* begin Information supplied *
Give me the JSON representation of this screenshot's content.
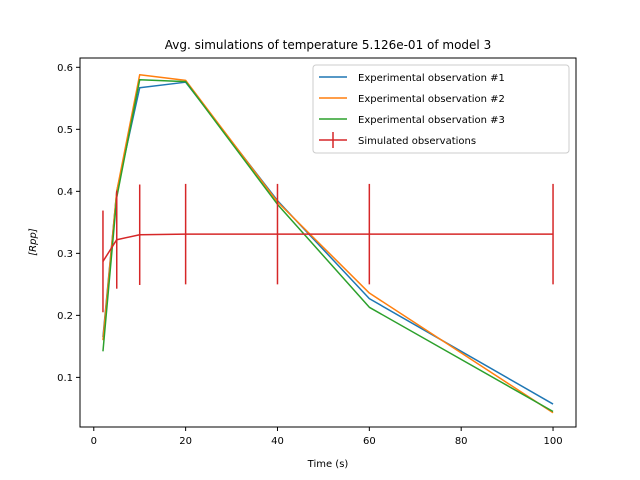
{
  "chart_data": {
    "type": "line",
    "title": "Avg. simulations of temperature 5.126e-01 of model 3",
    "xlabel": "Time (s)",
    "ylabel": "[Rpp]",
    "xlim": [
      -3,
      105
    ],
    "ylim": [
      0.02,
      0.615
    ],
    "x_ticks": [
      0,
      20,
      40,
      60,
      80,
      100
    ],
    "y_ticks": [
      0.1,
      0.2,
      0.3,
      0.4,
      0.5,
      0.6
    ],
    "x_tick_labels": [
      "0",
      "20",
      "40",
      "60",
      "80",
      "100"
    ],
    "y_tick_labels": [
      "0.1",
      "0.2",
      "0.3",
      "0.4",
      "0.5",
      "0.6"
    ],
    "grid": false,
    "legend_position": "top-right",
    "series": [
      {
        "name": "Experimental observation #1",
        "color": "#1f77b4",
        "x": [
          2,
          5,
          10,
          20,
          40,
          60,
          100
        ],
        "y": [
          0.165,
          0.4,
          0.567,
          0.576,
          0.385,
          0.227,
          0.057
        ]
      },
      {
        "name": "Experimental observation #2",
        "color": "#ff7f0e",
        "x": [
          2,
          5,
          10,
          20,
          40,
          60,
          100
        ],
        "y": [
          0.16,
          0.4,
          0.588,
          0.579,
          0.383,
          0.236,
          0.043
        ]
      },
      {
        "name": "Experimental observation #3",
        "color": "#2ca02c",
        "x": [
          2,
          5,
          10,
          20,
          40,
          60,
          100
        ],
        "y": [
          0.142,
          0.39,
          0.58,
          0.577,
          0.379,
          0.213,
          0.045
        ]
      },
      {
        "name": "Simulated observations",
        "color": "#d62728",
        "errorbars": true,
        "x": [
          2,
          5,
          10,
          20,
          40,
          60,
          100
        ],
        "y": [
          0.287,
          0.322,
          0.33,
          0.331,
          0.331,
          0.331,
          0.331
        ],
        "err": [
          0.082,
          0.079,
          0.081,
          0.081,
          0.081,
          0.081,
          0.081
        ]
      }
    ]
  }
}
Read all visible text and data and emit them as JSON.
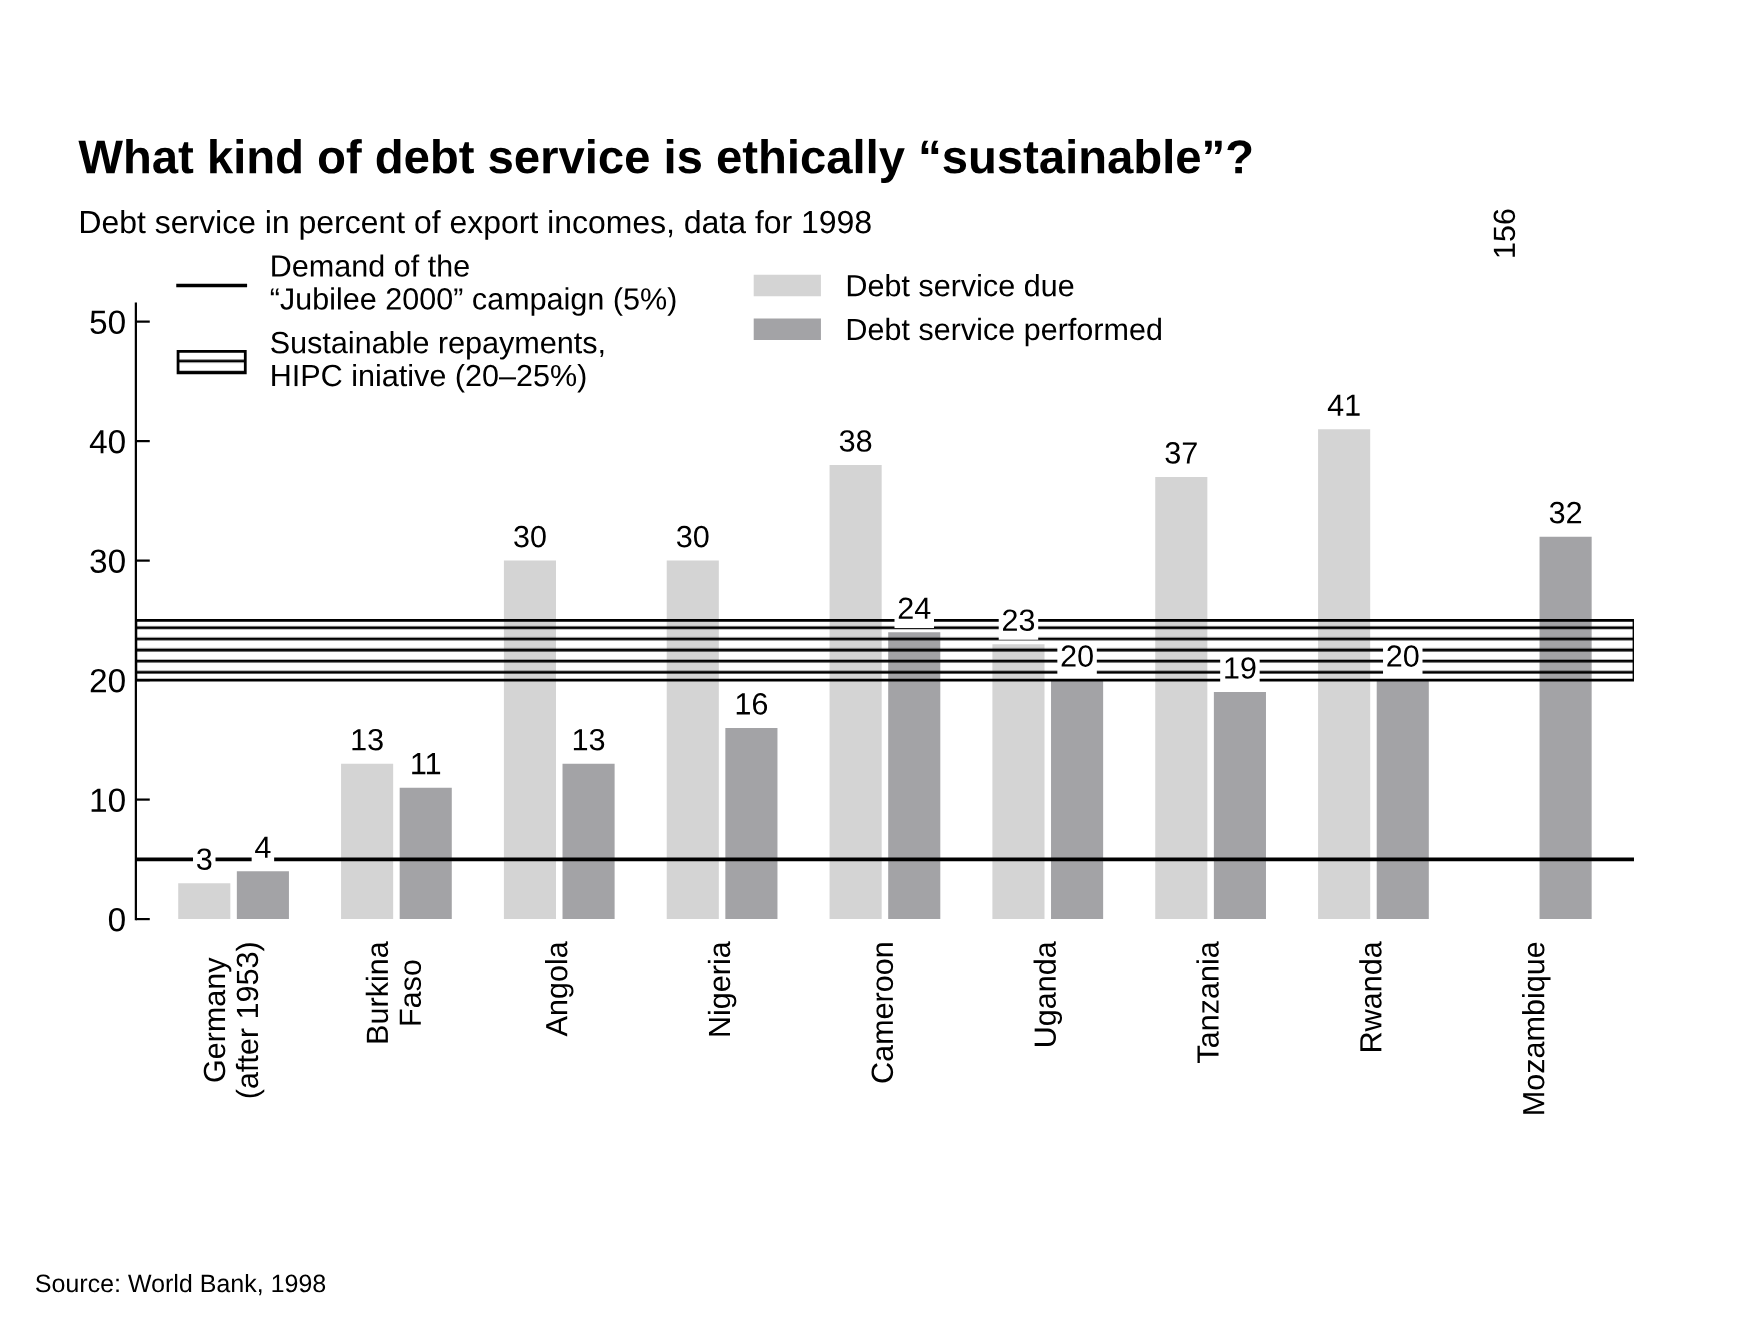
{
  "chart_data": {
    "type": "bar",
    "title": "What kind of debt service is ethically “sustainable”?",
    "subtitle": "Debt service in percent of export incomes, data for 1998",
    "categories": [
      "Germany\n(after 1953)",
      "Burkina\nFaso",
      "Angola",
      "Nigeria",
      "Cameroon",
      "Uganda",
      "Tanzania",
      "Rwanda",
      "Mozambique"
    ],
    "series": [
      {
        "name": "Debt service due",
        "color": "#d4d4d4",
        "values": [
          3,
          13,
          30,
          30,
          38,
          23,
          37,
          41,
          null
        ],
        "value_labels": [
          "3",
          "13",
          "30",
          "30",
          "38",
          "23",
          "37",
          "41",
          "156"
        ]
      },
      {
        "name": "Debt service performed",
        "color": "#a3a3a6",
        "values": [
          4,
          11,
          13,
          16,
          24,
          20,
          19,
          20,
          32
        ],
        "value_labels": [
          "4",
          "11",
          "13",
          "16",
          "24",
          "20",
          "19",
          "20",
          "32"
        ]
      }
    ],
    "ylim": [
      0,
      51.5
    ],
    "yticks": [
      0,
      10,
      20,
      30,
      40,
      50
    ],
    "grid": false,
    "legend": "top left",
    "ref_lines": [
      {
        "axis": "y",
        "value": 5,
        "label": "Demand of the\n“Jubilee 2000” campaign (5%)",
        "color": "#000000",
        "line_style": "solid"
      }
    ],
    "bands": [
      {
        "axis": "y",
        "from": 20,
        "to": 25,
        "label": "Sustainable repayments,\nHIPC iniative (20–25%)",
        "color": "#000000"
      }
    ],
    "annotations": [
      "Source: World Bank, 1998"
    ]
  }
}
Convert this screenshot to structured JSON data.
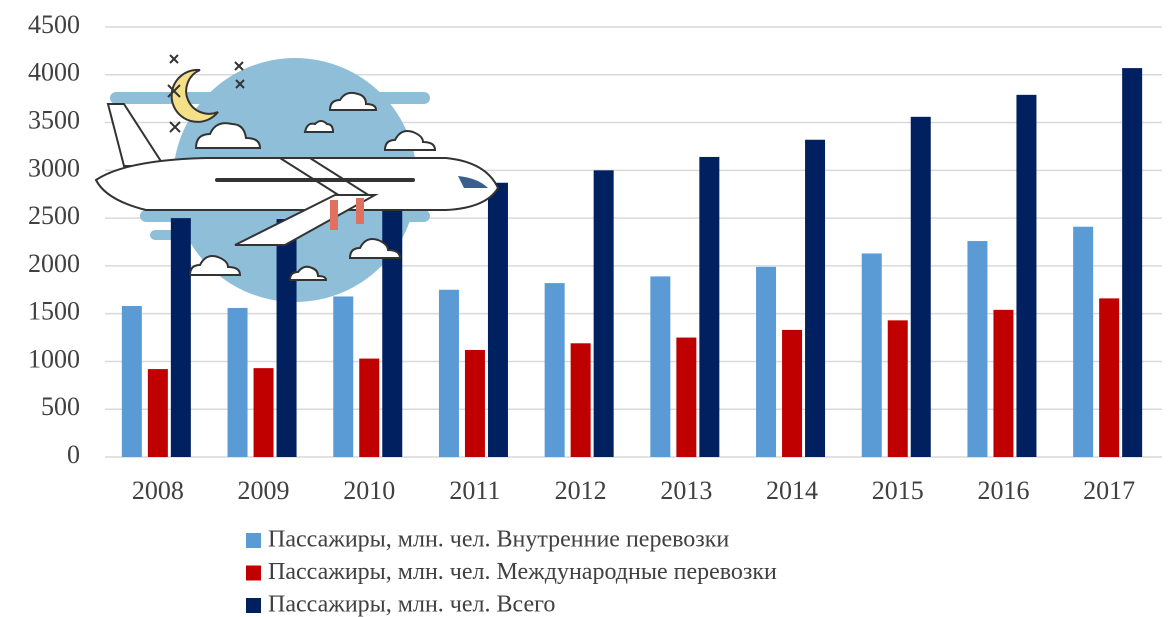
{
  "chart_data": {
    "type": "bar",
    "categories": [
      "2008",
      "2009",
      "2010",
      "2011",
      "2012",
      "2013",
      "2014",
      "2015",
      "2016",
      "2017"
    ],
    "series": [
      {
        "name": "Пассажиры, млн. чел. Внутренние перевозки",
        "color": "#5b9bd5",
        "values": [
          1580,
          1560,
          1680,
          1750,
          1820,
          1890,
          1990,
          2130,
          2260,
          2410
        ]
      },
      {
        "name": "Пассажиры, млн. чел. Международные перевозки",
        "color": "#c00000",
        "values": [
          920,
          930,
          1030,
          1120,
          1190,
          1250,
          1330,
          1430,
          1540,
          1660
        ]
      },
      {
        "name": "Пассажиры, млн. чел. Всего",
        "color": "#002060",
        "values": [
          2500,
          2490,
          2710,
          2870,
          3000,
          3140,
          3320,
          3560,
          3790,
          4070
        ]
      }
    ],
    "ylim": [
      0,
      4500
    ],
    "yticks": [
      0,
      500,
      1000,
      1500,
      2000,
      2500,
      3000,
      3500,
      4000,
      4500
    ],
    "grid": true,
    "legend": "bottom"
  }
}
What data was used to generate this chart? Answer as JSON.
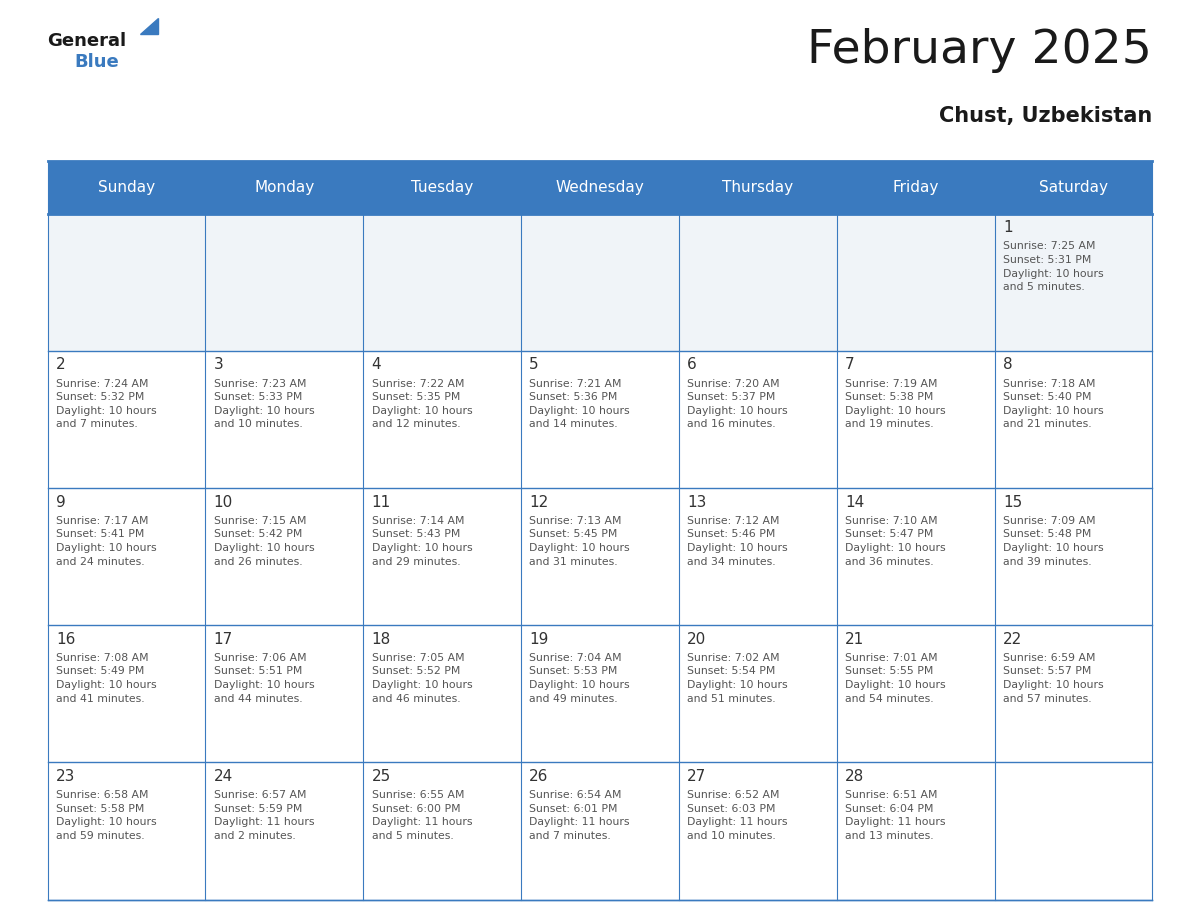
* end Information supplied *
What you should do: Repeat everything in the records precisely. Images are excluded from the copy.

Completed exercise:
Give me the JSON representation of this screenshot's content.
{
  "chart_data": {
    "type": "line",
    "title": "Avg. simulations of temperature 5.126e-01 of model 3",
    "xlabel": "Time (s)",
    "ylabel": "[Rpp]",
    "xlim": [
      -3,
      105
    ],
    "ylim": [
      0.02,
      0.615
    ],
    "x_ticks": [
      0,
      20,
      40,
      60,
      80,
      100
    ],
    "y_ticks": [
      0.1,
      0.2,
      0.3,
      0.4,
      0.5,
      0.6
    ],
    "x_tick_labels": [
      "0",
      "20",
      "40",
      "60",
      "80",
      "100"
    ],
    "y_tick_labels": [
      "0.1",
      "0.2",
      "0.3",
      "0.4",
      "0.5",
      "0.6"
    ],
    "grid": false,
    "legend_position": "top-right",
    "series": [
      {
        "name": "Experimental observation #1",
        "color": "#1f77b4",
        "x": [
          2,
          5,
          10,
          20,
          40,
          60,
          100
        ],
        "y": [
          0.165,
          0.4,
          0.567,
          0.576,
          0.385,
          0.227,
          0.057
        ]
      },
      {
        "name": "Experimental observation #2",
        "color": "#ff7f0e",
        "x": [
          2,
          5,
          10,
          20,
          40,
          60,
          100
        ],
        "y": [
          0.16,
          0.4,
          0.588,
          0.579,
          0.383,
          0.236,
          0.043
        ]
      },
      {
        "name": "Experimental observation #3",
        "color": "#2ca02c",
        "x": [
          2,
          5,
          10,
          20,
          40,
          60,
          100
        ],
        "y": [
          0.142,
          0.39,
          0.58,
          0.577,
          0.379,
          0.213,
          0.045
        ]
      },
      {
        "name": "Simulated observations",
        "color": "#d62728",
        "errorbars": true,
        "x": [
          2,
          5,
          10,
          20,
          40,
          60,
          100
        ],
        "y": [
          0.287,
          0.322,
          0.33,
          0.331,
          0.331,
          0.331,
          0.331
        ],
        "err": [
          0.082,
          0.079,
          0.081,
          0.081,
          0.081,
          0.081,
          0.081
        ]
      }
    ]
  }
}
Read all visible text and data and emit them as JSON.
{
  "chart_data": {
    "type": "bar",
    "title": "What kind of debt service is ethically “sustainable”?",
    "subtitle": "Debt service in percent of export incomes, data for 1998",
    "categories": [
      "Germany\n(after 1953)",
      "Burkina\nFaso",
      "Angola",
      "Nigeria",
      "Cameroon",
      "Uganda",
      "Tanzania",
      "Rwanda",
      "Mozambique"
    ],
    "series": [
      {
        "name": "Debt service due",
        "color": "#d4d4d4",
        "values": [
          3,
          13,
          30,
          30,
          38,
          23,
          37,
          41,
          null
        ],
        "value_labels": [
          "3",
          "13",
          "30",
          "30",
          "38",
          "23",
          "37",
          "41",
          "156"
        ]
      },
      {
        "name": "Debt service performed",
        "color": "#a3a3a6",
        "values": [
          4,
          11,
          13,
          16,
          24,
          20,
          19,
          20,
          32
        ],
        "value_labels": [
          "4",
          "11",
          "13",
          "16",
          "24",
          "20",
          "19",
          "20",
          "32"
        ]
      }
    ],
    "ylim": [
      0,
      51.5
    ],
    "yticks": [
      0,
      10,
      20,
      30,
      40,
      50
    ],
    "grid": false,
    "legend": "top left",
    "ref_lines": [
      {
        "axis": "y",
        "value": 5,
        "label": "Demand of the\n“Jubilee 2000” campaign (5%)",
        "color": "#000000",
        "line_style": "solid"
      }
    ],
    "bands": [
      {
        "axis": "y",
        "from": 20,
        "to": 25,
        "label": "Sustainable repayments,\nHIPC iniative (20–25%)",
        "color": "#000000"
      }
    ],
    "annotations": [
      "Source: World Bank, 1998"
    ]
  }
}
Convert this screenshot to structured JSON data.
{
  "chart_data": {
    "type": "bar",
    "categories": [
      "2008",
      "2009",
      "2010",
      "2011",
      "2012",
      "2013",
      "2014",
      "2015",
      "2016",
      "2017"
    ],
    "series": [
      {
        "name": "Пассажиры, млн. чел. Внутренние перевозки",
        "color": "#5b9bd5",
        "values": [
          1580,
          1560,
          1680,
          1750,
          1820,
          1890,
          1990,
          2130,
          2260,
          2410
        ]
      },
      {
        "name": "Пассажиры, млн. чел. Международные перевозки",
        "color": "#c00000",
        "values": [
          920,
          930,
          1030,
          1120,
          1190,
          1250,
          1330,
          1430,
          1540,
          1660
        ]
      },
      {
        "name": "Пассажиры, млн. чел. Всего",
        "color": "#002060",
        "values": [
          2500,
          2490,
          2710,
          2870,
          3000,
          3140,
          3320,
          3560,
          3790,
          4070
        ]
      }
    ],
    "ylim": [
      0,
      4500
    ],
    "yticks": [
      0,
      500,
      1000,
      1500,
      2000,
      2500,
      3000,
      3500,
      4000,
      4500
    ],
    "grid": true,
    "legend": "bottom"
  }
}
What data was used to generate this chart? Answer as JSON.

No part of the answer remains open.